Written task: In the copy, include every entry exactly but none of the images.

------------------------

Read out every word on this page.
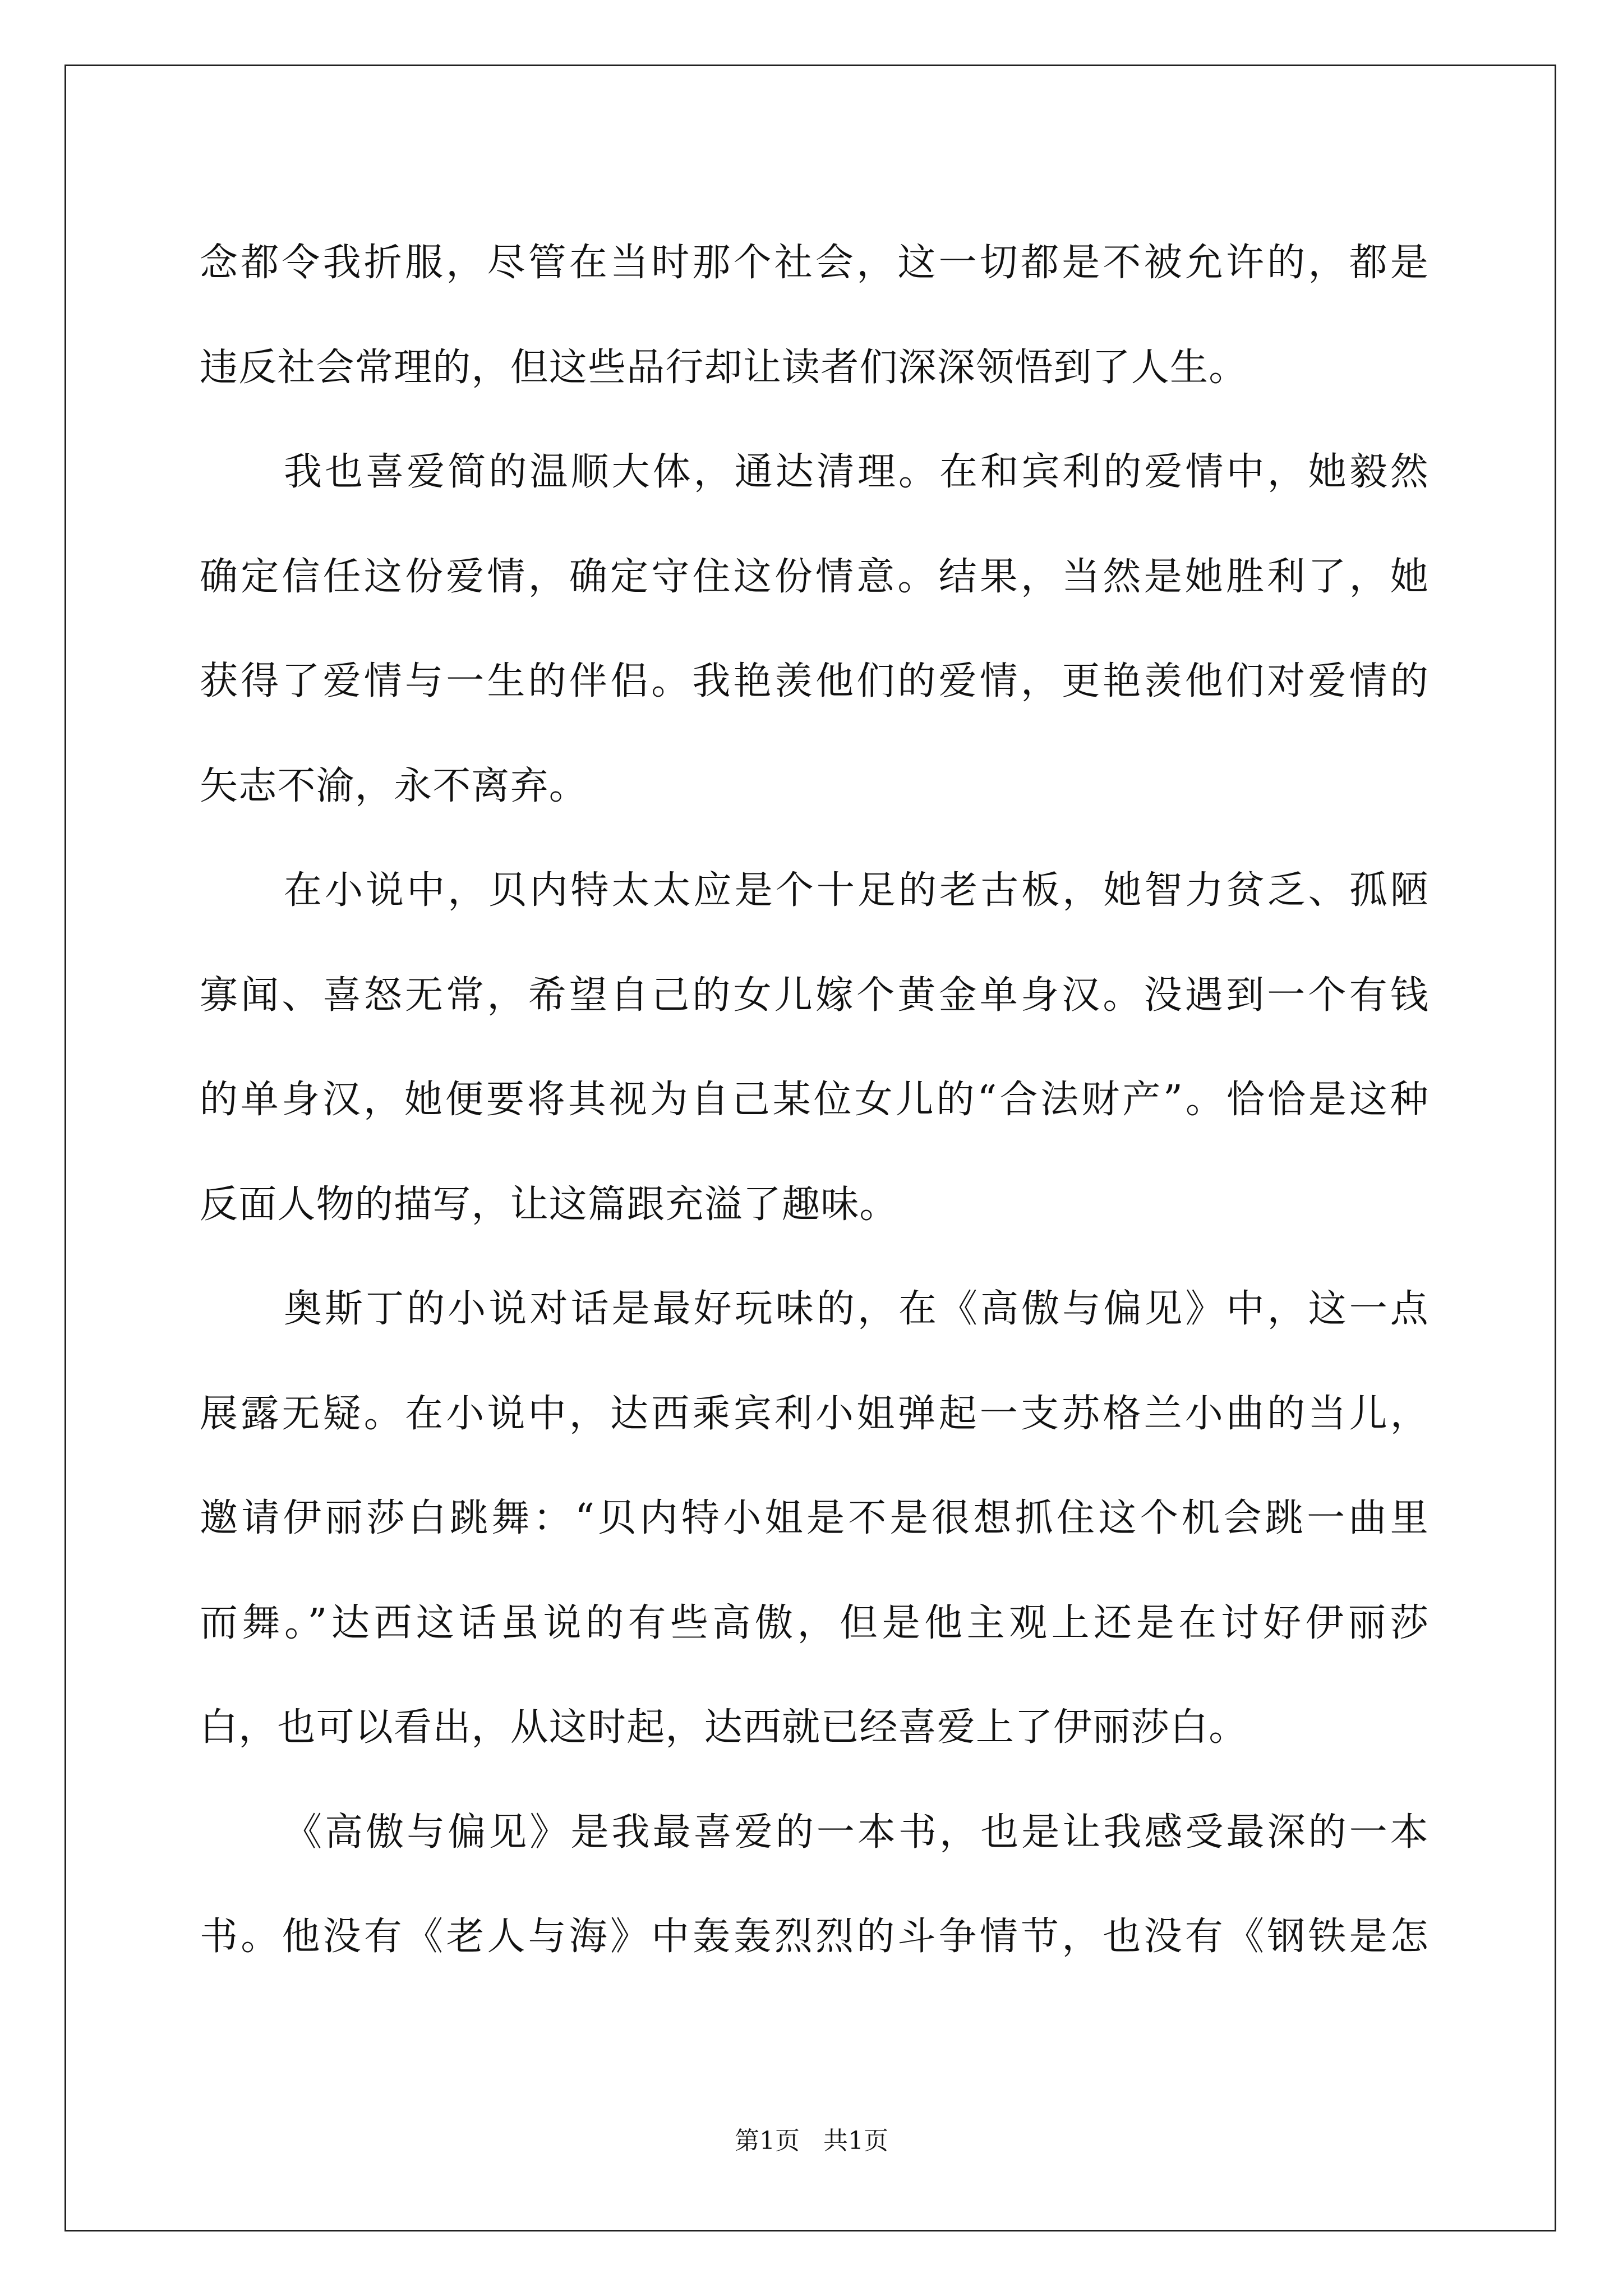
念都令我折服，尽管在当时那个社会，这一切都是不被允许的，都是
违反社会常理的，但这些品行却让读者们深深领悟到了人生。
我也喜爱简的温顺大体，通达清理。在和宾利的爱情中，她毅然
确定信任这份爱情，确定守住这份情意。结果，当然是她胜利了，她
获得了爱情与一生的伴侣。我艳羡他们的爱情，更艳羡他们对爱情的
矢志不渝，永不离弃。
在小说中，贝内特太太应是个十足的老古板，她智力贫乏、孤陋
寡闻、喜怒无常，希望自己的女儿嫁个黄金单身汉。没遇到一个有钱
的单身汉，她便要将其视为自己某位女儿的“合法财产”。恰恰是这种
反面人物的描写，让这篇跟充溢了趣味。
奥斯丁的小说对话是最好玩味的，在《高傲与偏见》中，这一点
展露无疑。在小说中，达西乘宾利小姐弹起一支苏格兰小曲的当儿，
邀请伊丽莎白跳舞：“贝内特小姐是不是很想抓住这个机会跳一曲里
而舞。”达西这话虽说的有些高傲，但是他主观上还是在讨好伊丽莎
白，也可以看出，从这时起，达西就已经喜爱上了伊丽莎白。
《高傲与偏见》是我最喜爱的一本书，也是让我感受最深的一本
书。他没有《老人与海》中轰轰烈烈的斗争情节，也没有《钢铁是怎
第1页   共1页
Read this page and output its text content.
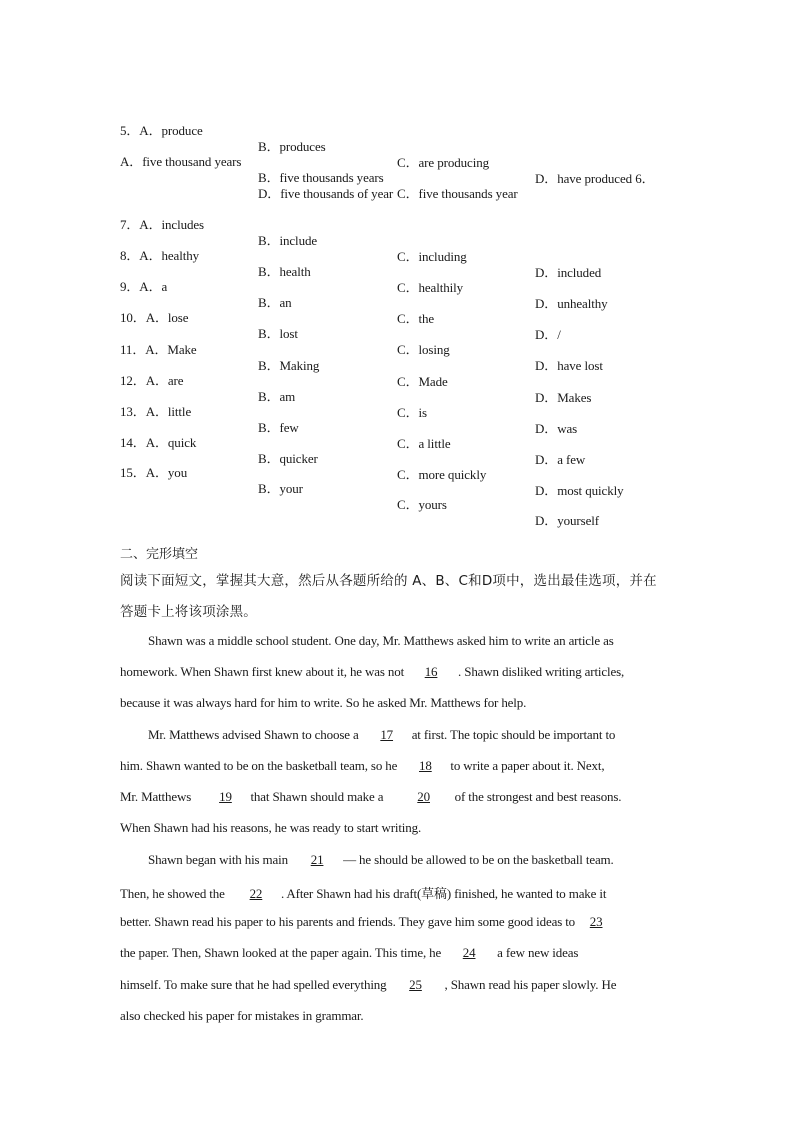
5．A．produce

B．produces

C．are producing

D．have produced 6．

A．five thousand years

B．five thousands years

C．five thousands year

D．five thousands of year

7．A．includes

B．include

C．including

D．included

8．A．healthy

B．health

C．healthily

D．unhealthy

9．A．a

B．an

C．the

D．/

10．A．lose

B．lost

C．losing

D．have lost

11．A．Make

B．Making

C．Made

D．Makes

12．A．are

B．am

C．is

D．was

13．A．little

B．few

C．a little

D．a few

14．A．quick

B．quicker

C．more quickly

D．most quickly

15．A．you

B．your

C．yours

D．yourself

二、完形填空
阅读下面短文，掌握其大意，然后从各题所给的 A、B、C和D项中，选出最佳选项，并在
答题卡上将该项涂黑。
Shawn was a middle school student. One day, Mr. Matthews asked him to write an article as
homework. When Shawn first knew about it, he was not 16 . Shawn disliked writing articles,
because it was always hard for him to write. So he asked Mr. Matthews for help.
Mr. Matthews advised Shawn to choose a 17 at first. The topic should be important to
him. Shawn wanted to be on the basketball team, so he 18 to write a paper about it. Next,
Mr. Matthews 19 that Shawn should make a	20 of the strongest and best reasons.
When Shawn had his reasons, he was ready to start writing.
Shawn began with his main 21 — he should be allowed to be on the basketball team.
Then, he showed the 22 . After Shawn had his draft(草稿) finished, he wanted to make it
better. Shawn read his paper to his parents and friends. They gave him some good ideas to 23
the paper. Then, Shawn looked at the paper again. This time, he 24 a few new ideas
himself. To make sure that he had spelled everything 25 , Shawn read his paper slowly. He
also checked his paper for mistakes in grammar.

------------------------

Worked answer:
Read out every word on this page.
念都令我折服，尽管在当时那个社会，这一切都是不被允许的，都是
违反社会常理的，但这些品行却让读者们深深领悟到了人生。
我也喜爱简的温顺大体，通达清理。在和宾利的爱情中，她毅然
确定信任这份爱情，确定守住这份情意。结果，当然是她胜利了，她
获得了爱情与一生的伴侣。我艳羡他们的爱情，更艳羡他们对爱情的
矢志不渝，永不离弃。
在小说中，贝内特太太应是个十足的老古板，她智力贫乏、孤陋
寡闻、喜怒无常，希望自己的女儿嫁个黄金单身汉。没遇到一个有钱
的单身汉，她便要将其视为自己某位女儿的“合法财产”。恰恰是这种
反面人物的描写，让这篇跟充溢了趣味。
奥斯丁的小说对话是最好玩味的，在《高傲与偏见》中，这一点
展露无疑。在小说中，达西乘宾利小姐弹起一支苏格兰小曲的当儿，
邀请伊丽莎白跳舞：“贝内特小姐是不是很想抓住这个机会跳一曲里
而舞。”达西这话虽说的有些高傲，但是他主观上还是在讨好伊丽莎
白，也可以看出，从这时起，达西就已经喜爱上了伊丽莎白。
《高傲与偏见》是我最喜爱的一本书，也是让我感受最深的一本
书。他没有《老人与海》中轰轰烈烈的斗争情节，也没有《钢铁是怎
第1页   共1页
Read this page and output its text content.
5．A．produce

B．produces

C．are producing

D．have produced 6．

A．five thousand years

B．five thousands years

C．five thousands year

D．five thousands of year

7．A．includes

B．include

C．including

D．included

8．A．healthy

B．health

C．healthily

D．unhealthy

9．A．a

B．an

C．the

D．/

10．A．lose

B．lost

C．losing

D．have lost

11．A．Make

B．Making

C．Made

D．Makes

12．A．are

B．am

C．is

D．was

13．A．little

B．few

C．a little

D．a few

14．A．quick

B．quicker

C．more quickly

D．most quickly

15．A．you

B．your

C．yours

D．yourself

二、完形填空
阅读下面短文，掌握其大意，然后从各题所给的 A、B、C和D项中，选出最佳选项，并在
答题卡上将该项涂黑。
Shawn was a middle school student. One day, Mr. Matthews asked him to write an article as
homework. When Shawn first knew about it, he was not 16 . Shawn disliked writing articles,
because it was always hard for him to write. So he asked Mr. Matthews for help.
Mr. Matthews advised Shawn to choose a 17 at first. The topic should be important to
him. Shawn wanted to be on the basketball team, so he 18 to write a paper about it. Next,
Mr. Matthews 19 that Shawn should make a	20 of the strongest and best reasons.
When Shawn had his reasons, he was ready to start writing.
Shawn began with his main 21 — he should be allowed to be on the basketball team.
Then, he showed the 22 . After Shawn had his draft(草稿) finished, he wanted to make it
better. Shawn read his paper to his parents and friends. They gave him some good ideas to 23
the paper. Then, Shawn looked at the paper again. This time, he 24 a few new ideas
himself. To make sure that he had spelled everything 25 , Shawn read his paper slowly. He
also checked his paper for mistakes in grammar.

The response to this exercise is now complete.